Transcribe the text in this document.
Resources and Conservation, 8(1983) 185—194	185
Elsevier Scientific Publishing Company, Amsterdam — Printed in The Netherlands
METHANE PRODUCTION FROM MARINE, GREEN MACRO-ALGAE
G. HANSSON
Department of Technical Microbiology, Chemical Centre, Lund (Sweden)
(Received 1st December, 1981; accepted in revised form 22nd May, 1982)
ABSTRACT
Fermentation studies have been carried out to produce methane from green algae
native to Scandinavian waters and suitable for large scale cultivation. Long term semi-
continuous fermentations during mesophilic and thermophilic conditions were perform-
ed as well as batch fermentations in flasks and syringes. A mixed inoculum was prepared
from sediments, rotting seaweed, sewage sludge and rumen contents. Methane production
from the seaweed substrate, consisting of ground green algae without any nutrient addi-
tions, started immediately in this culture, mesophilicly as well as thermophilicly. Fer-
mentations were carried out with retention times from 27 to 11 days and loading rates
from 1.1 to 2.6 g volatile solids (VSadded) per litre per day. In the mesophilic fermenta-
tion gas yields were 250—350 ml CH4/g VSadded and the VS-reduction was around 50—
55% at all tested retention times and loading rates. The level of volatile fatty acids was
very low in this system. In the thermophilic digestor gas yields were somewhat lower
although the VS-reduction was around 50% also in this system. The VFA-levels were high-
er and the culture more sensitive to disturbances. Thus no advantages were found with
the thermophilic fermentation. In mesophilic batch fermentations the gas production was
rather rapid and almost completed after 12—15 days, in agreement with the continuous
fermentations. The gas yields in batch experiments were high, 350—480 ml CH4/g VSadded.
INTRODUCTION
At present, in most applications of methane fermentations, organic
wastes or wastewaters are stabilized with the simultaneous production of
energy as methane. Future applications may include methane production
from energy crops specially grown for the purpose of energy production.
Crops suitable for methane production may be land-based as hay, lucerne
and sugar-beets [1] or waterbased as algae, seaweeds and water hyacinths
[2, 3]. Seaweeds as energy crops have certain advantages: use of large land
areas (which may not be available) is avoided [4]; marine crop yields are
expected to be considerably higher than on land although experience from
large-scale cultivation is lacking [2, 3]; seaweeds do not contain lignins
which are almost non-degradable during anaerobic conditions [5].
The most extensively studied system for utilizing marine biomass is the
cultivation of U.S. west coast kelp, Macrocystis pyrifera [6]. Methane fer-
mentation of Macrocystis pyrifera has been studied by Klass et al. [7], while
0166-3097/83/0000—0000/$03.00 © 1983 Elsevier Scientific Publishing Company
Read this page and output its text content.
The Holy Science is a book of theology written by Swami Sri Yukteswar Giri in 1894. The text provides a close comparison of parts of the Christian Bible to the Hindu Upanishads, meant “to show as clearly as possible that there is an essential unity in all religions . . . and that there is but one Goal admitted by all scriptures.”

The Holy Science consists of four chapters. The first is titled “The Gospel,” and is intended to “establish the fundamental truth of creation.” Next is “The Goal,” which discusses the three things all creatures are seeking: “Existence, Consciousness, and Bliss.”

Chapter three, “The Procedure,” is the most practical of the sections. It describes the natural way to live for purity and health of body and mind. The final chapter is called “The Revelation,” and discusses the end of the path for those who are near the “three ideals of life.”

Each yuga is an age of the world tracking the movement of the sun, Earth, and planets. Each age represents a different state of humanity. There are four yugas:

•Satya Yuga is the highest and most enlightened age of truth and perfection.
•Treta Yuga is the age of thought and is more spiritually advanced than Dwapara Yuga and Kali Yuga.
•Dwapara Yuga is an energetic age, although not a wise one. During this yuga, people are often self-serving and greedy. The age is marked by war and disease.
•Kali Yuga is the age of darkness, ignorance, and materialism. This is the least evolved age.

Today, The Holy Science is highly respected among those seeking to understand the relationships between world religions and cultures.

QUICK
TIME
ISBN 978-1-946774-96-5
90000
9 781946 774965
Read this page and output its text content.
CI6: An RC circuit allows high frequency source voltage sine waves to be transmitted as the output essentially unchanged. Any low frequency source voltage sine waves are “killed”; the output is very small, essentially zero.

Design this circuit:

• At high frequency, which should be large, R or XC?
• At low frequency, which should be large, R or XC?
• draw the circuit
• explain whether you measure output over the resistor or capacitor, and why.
--------------------------------------------------
Using the records above, pull out each line where the word "four" occurs.

The Holy Science consists of four chapters. The first is titled “The Gospel,” and is intended to “establish the fundamental truth of creation.” Next is “The Goal,” which discusses the three things all creatures are seeking: “Existence, Consciousness, and Bliss.”
Each yuga is an age of the world tracking the movement of the sun, Earth, and planets. Each age represents a different state of humanity. There are four yugas:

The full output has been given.